▶ WRITTEN TASK: Gather all lines from the material that contain the word "และยกเล".

################

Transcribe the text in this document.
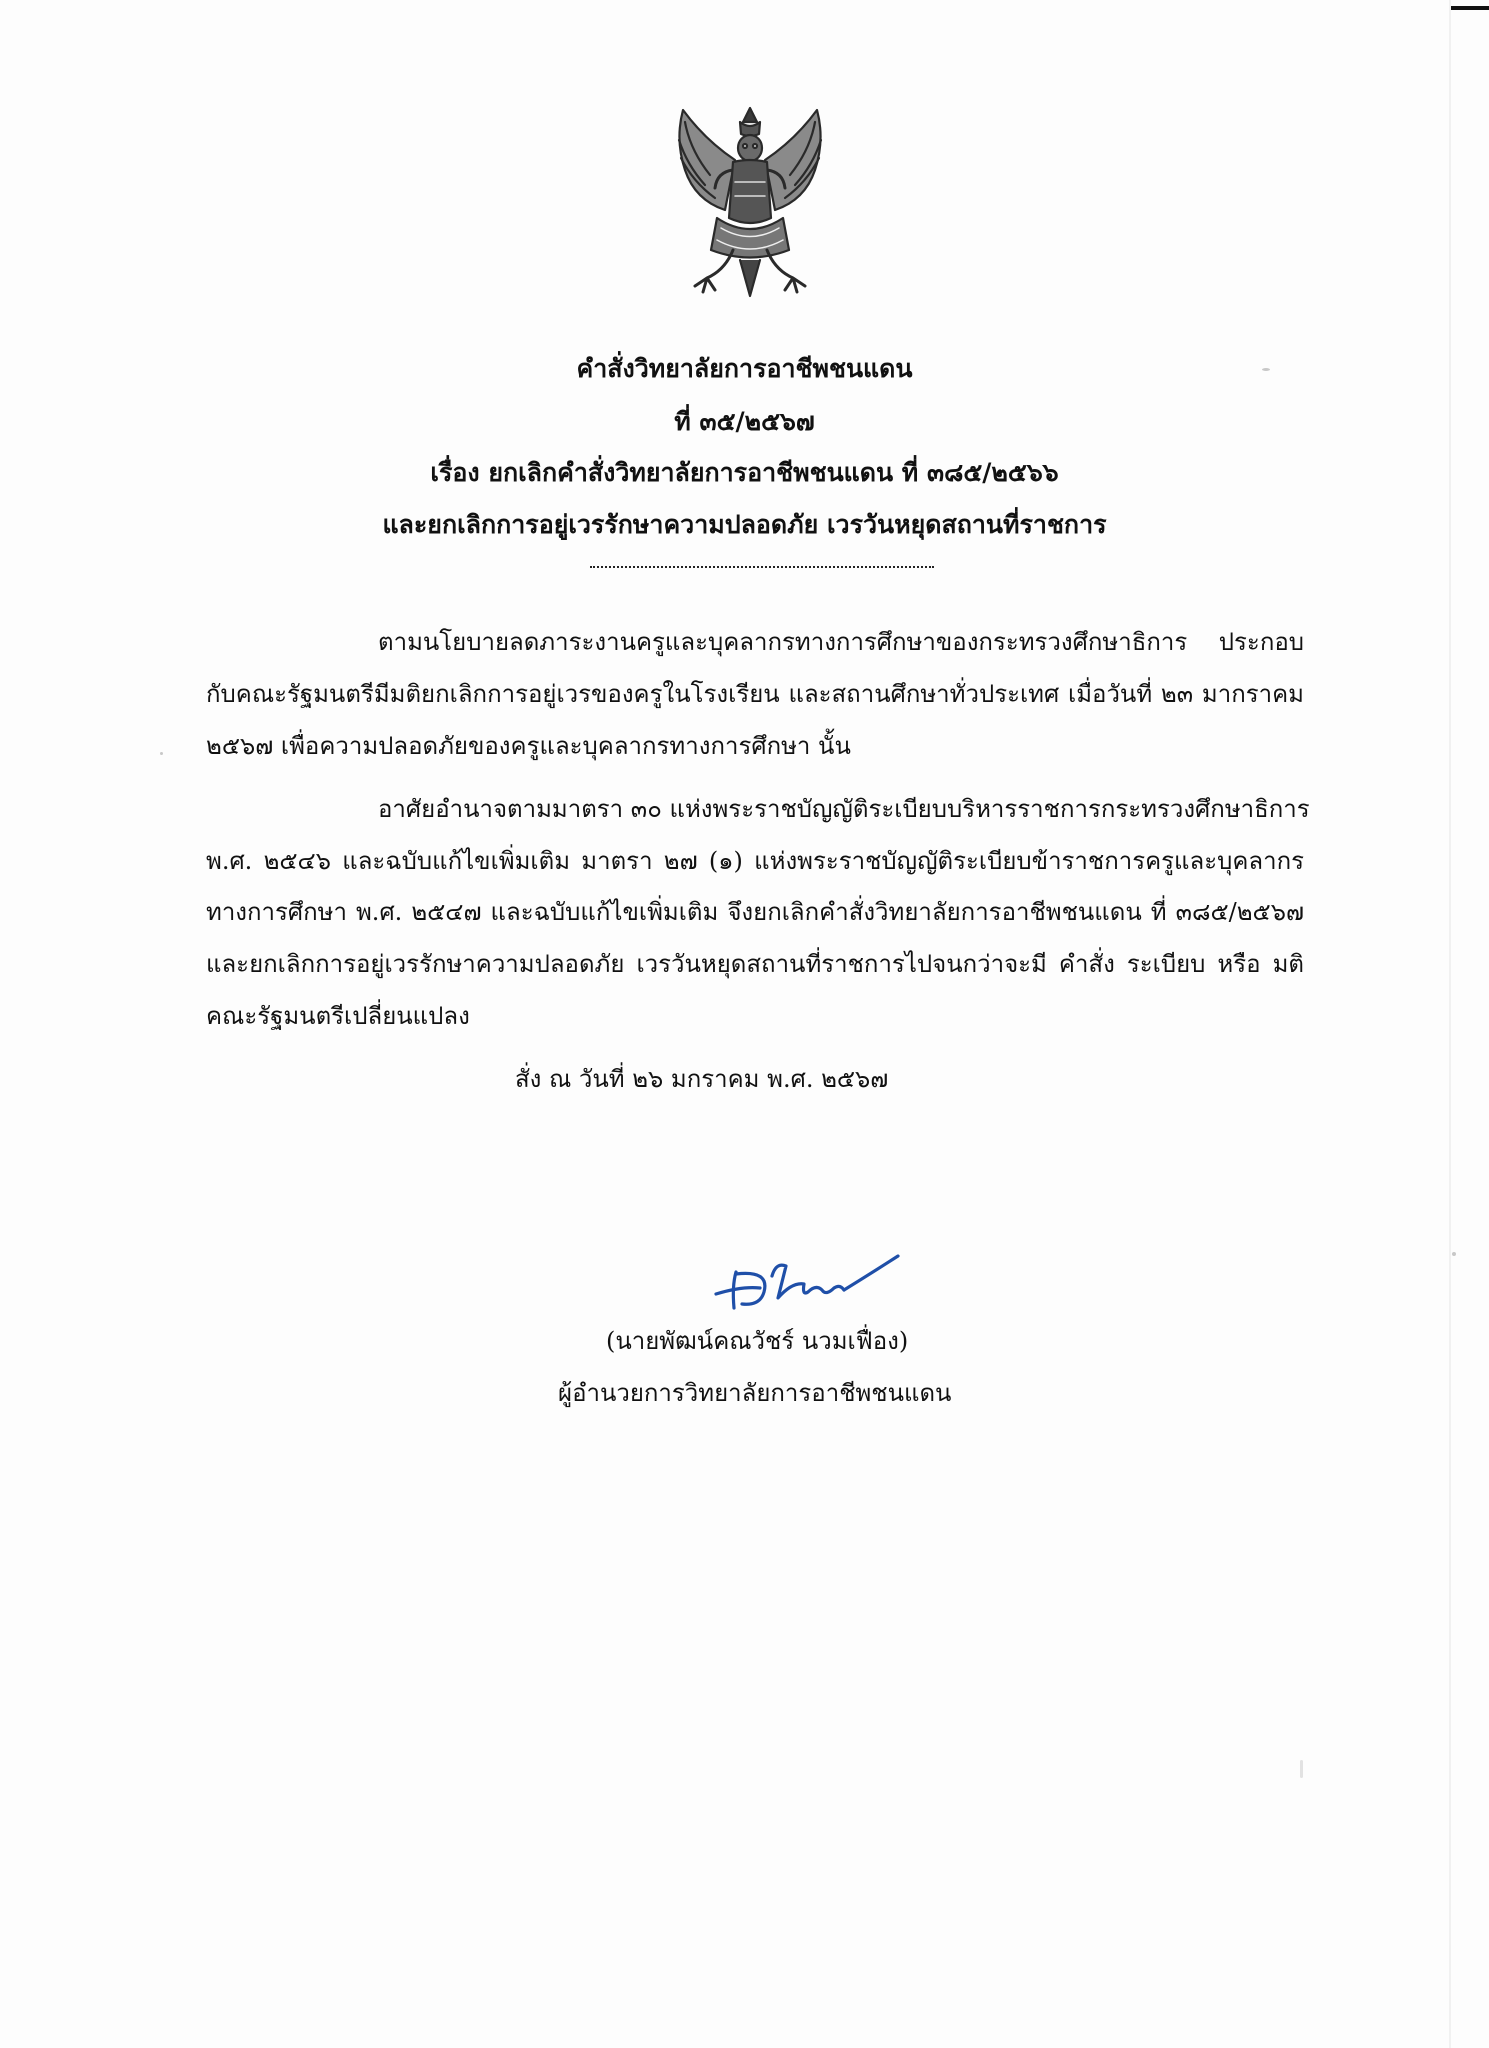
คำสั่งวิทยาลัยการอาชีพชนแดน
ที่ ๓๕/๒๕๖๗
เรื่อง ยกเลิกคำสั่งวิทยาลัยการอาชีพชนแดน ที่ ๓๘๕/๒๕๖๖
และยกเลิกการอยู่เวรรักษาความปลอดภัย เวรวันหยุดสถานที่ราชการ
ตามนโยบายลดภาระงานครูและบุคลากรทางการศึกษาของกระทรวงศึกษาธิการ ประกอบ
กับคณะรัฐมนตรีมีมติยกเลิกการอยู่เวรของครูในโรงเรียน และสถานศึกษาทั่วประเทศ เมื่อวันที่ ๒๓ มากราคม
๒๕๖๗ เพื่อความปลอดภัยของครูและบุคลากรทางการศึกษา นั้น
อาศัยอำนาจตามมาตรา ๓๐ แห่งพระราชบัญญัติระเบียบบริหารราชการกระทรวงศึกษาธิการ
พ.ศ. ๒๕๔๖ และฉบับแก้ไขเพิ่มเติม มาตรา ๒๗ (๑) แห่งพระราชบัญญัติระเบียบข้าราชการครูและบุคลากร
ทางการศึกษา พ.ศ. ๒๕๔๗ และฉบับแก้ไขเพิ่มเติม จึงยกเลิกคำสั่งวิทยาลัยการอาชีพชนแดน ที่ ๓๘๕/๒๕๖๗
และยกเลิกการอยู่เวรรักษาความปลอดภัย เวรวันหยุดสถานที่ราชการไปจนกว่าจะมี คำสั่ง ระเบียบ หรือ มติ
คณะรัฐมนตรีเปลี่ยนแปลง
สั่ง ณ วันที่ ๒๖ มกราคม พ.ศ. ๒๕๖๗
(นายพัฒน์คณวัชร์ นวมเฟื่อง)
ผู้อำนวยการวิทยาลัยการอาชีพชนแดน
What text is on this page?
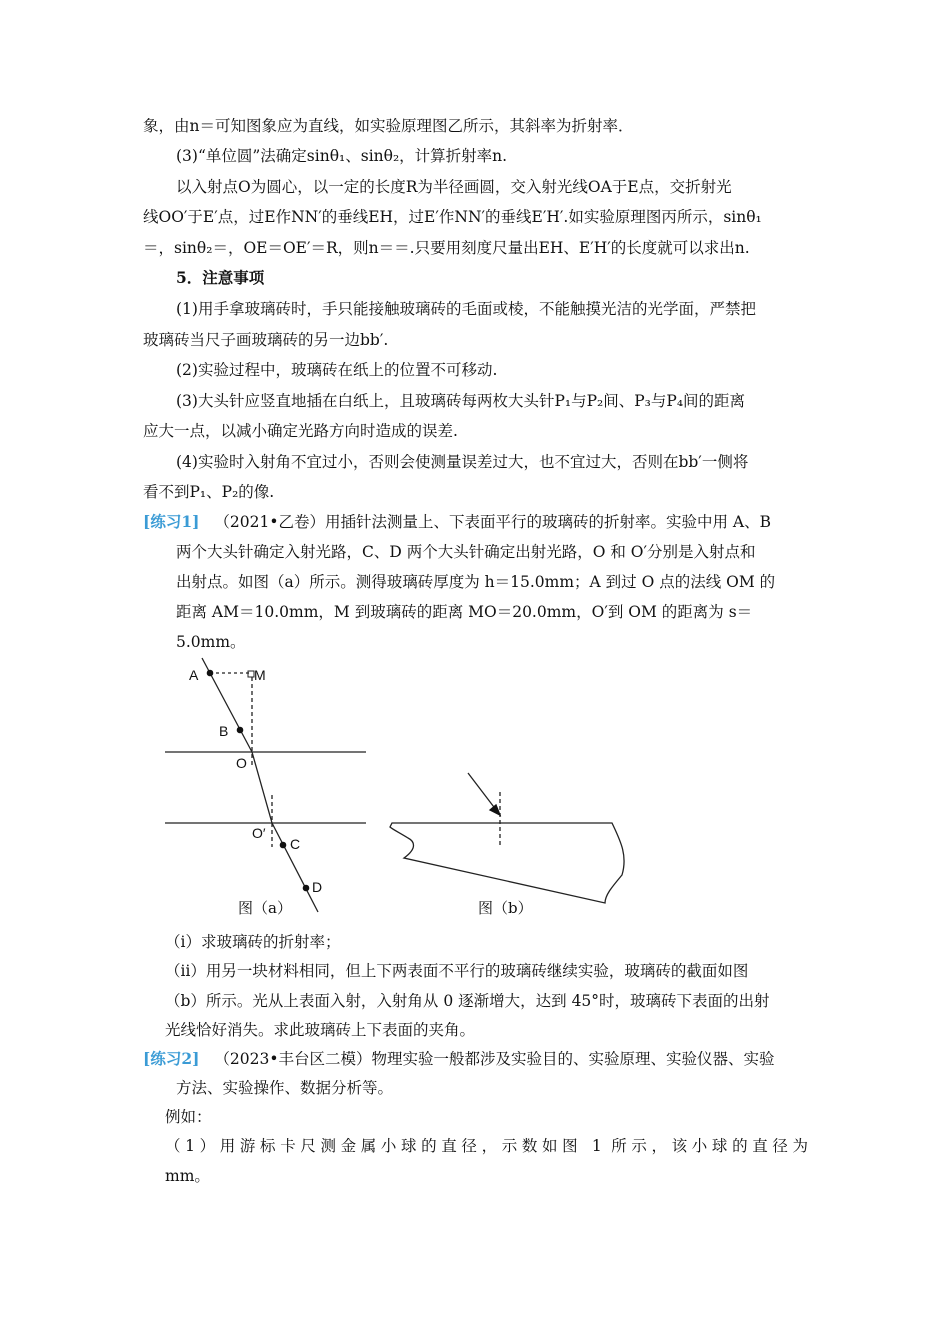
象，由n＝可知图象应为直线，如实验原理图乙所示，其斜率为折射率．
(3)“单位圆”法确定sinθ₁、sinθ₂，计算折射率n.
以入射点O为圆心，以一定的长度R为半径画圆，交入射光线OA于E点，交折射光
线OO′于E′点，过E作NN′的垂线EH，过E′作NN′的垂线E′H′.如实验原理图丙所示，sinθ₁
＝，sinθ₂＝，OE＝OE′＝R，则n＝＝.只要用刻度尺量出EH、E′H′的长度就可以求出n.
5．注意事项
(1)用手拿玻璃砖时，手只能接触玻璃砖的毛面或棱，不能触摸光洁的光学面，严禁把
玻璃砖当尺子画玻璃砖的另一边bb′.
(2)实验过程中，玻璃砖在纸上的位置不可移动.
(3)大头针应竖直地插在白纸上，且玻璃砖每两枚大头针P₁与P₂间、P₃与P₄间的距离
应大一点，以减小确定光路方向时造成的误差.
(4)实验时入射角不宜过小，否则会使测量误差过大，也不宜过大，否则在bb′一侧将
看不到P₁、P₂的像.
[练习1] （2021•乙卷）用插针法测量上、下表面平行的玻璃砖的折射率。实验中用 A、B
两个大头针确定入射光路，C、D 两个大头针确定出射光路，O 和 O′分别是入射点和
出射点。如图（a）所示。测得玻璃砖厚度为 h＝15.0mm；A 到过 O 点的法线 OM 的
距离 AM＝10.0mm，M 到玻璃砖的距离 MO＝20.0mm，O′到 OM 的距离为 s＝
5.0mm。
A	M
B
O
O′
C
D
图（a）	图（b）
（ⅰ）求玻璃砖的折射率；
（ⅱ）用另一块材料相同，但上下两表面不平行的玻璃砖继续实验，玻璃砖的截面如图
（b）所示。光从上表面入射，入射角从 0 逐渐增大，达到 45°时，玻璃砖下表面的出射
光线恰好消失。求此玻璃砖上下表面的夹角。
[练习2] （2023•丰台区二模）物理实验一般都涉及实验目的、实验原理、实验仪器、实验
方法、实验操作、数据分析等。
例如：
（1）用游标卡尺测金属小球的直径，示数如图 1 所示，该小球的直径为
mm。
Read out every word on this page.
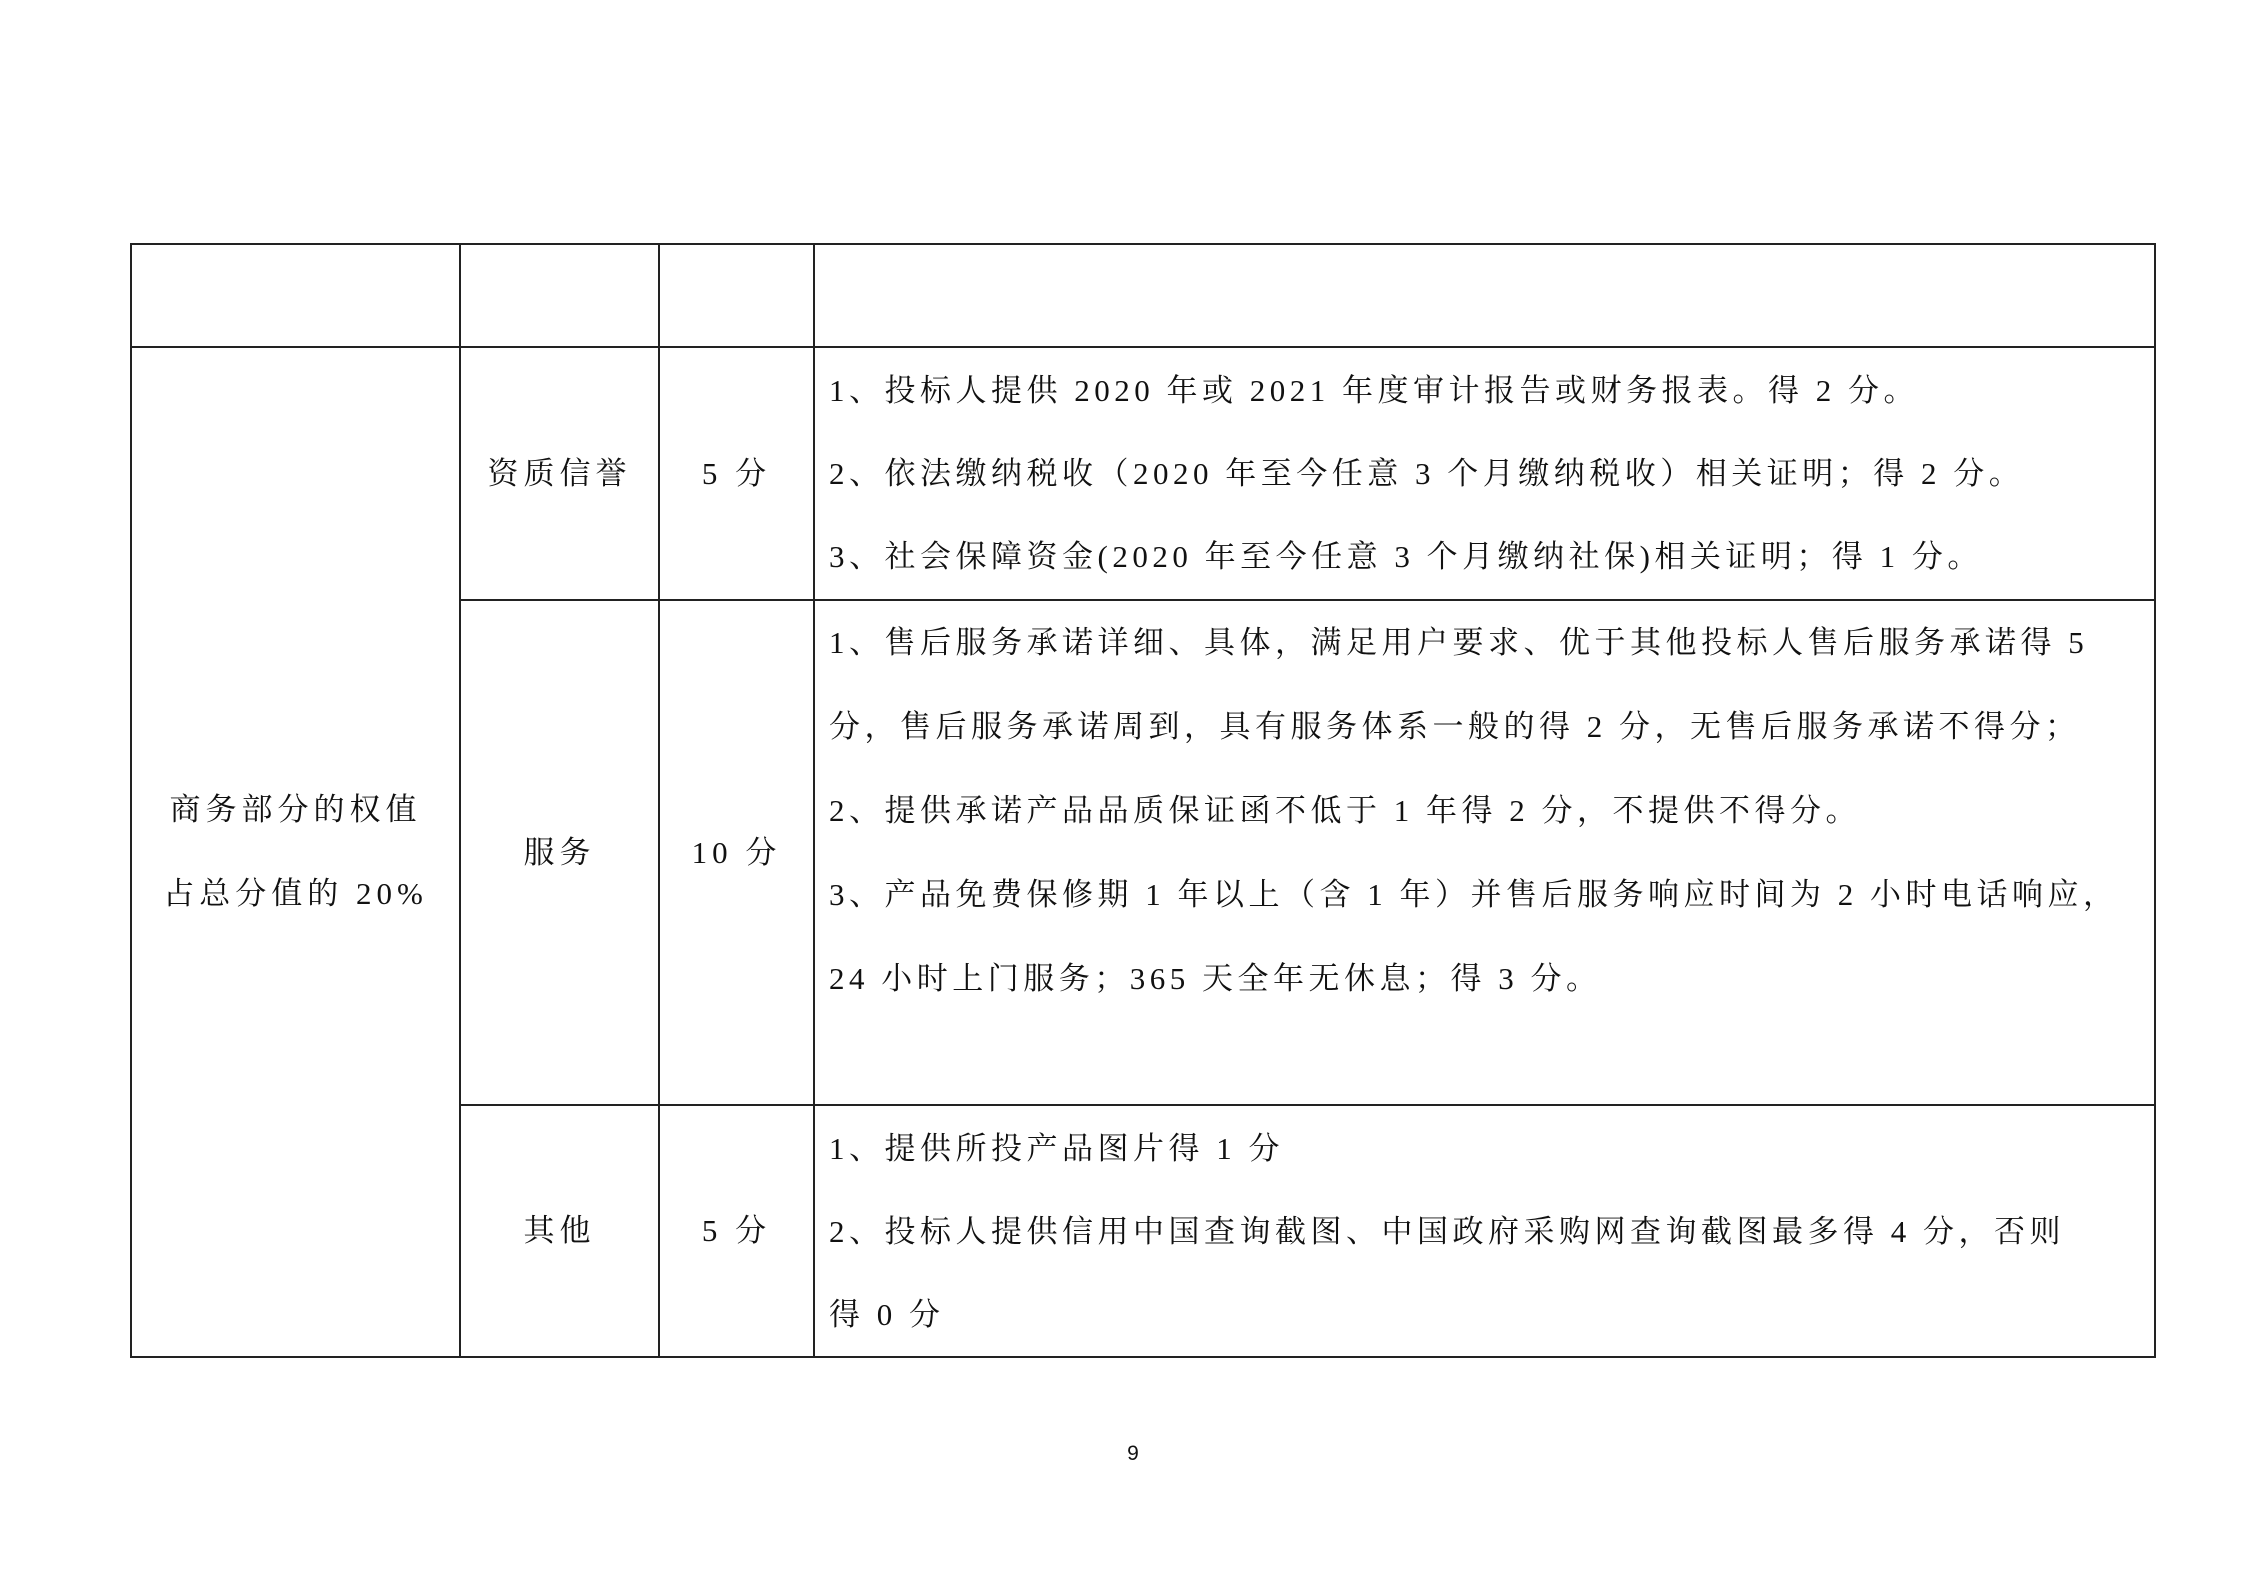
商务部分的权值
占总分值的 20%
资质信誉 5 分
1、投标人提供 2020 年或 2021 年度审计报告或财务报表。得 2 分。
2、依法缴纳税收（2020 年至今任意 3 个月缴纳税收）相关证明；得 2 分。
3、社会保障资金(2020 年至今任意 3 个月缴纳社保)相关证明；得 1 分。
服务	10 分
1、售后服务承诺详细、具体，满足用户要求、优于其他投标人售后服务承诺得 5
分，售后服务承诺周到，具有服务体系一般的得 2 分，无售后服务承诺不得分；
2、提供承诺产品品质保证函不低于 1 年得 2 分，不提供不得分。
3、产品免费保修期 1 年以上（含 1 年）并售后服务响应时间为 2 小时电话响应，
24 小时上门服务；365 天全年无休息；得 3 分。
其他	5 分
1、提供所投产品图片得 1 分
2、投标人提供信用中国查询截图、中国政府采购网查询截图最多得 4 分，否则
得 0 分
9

################

▶ COMPLETED EXERCISE:
และยกเลิกการอยู่เวรรักษาความปลอดภัย เวรวันหยุดสถานที่ราชการ
และยกเลิกการอยู่เวรรักษาความปลอดภัย เวรวันหยุดสถานที่ราชการไปจนกว่าจะมี คำสั่ง ระเบียบ หรือ มติ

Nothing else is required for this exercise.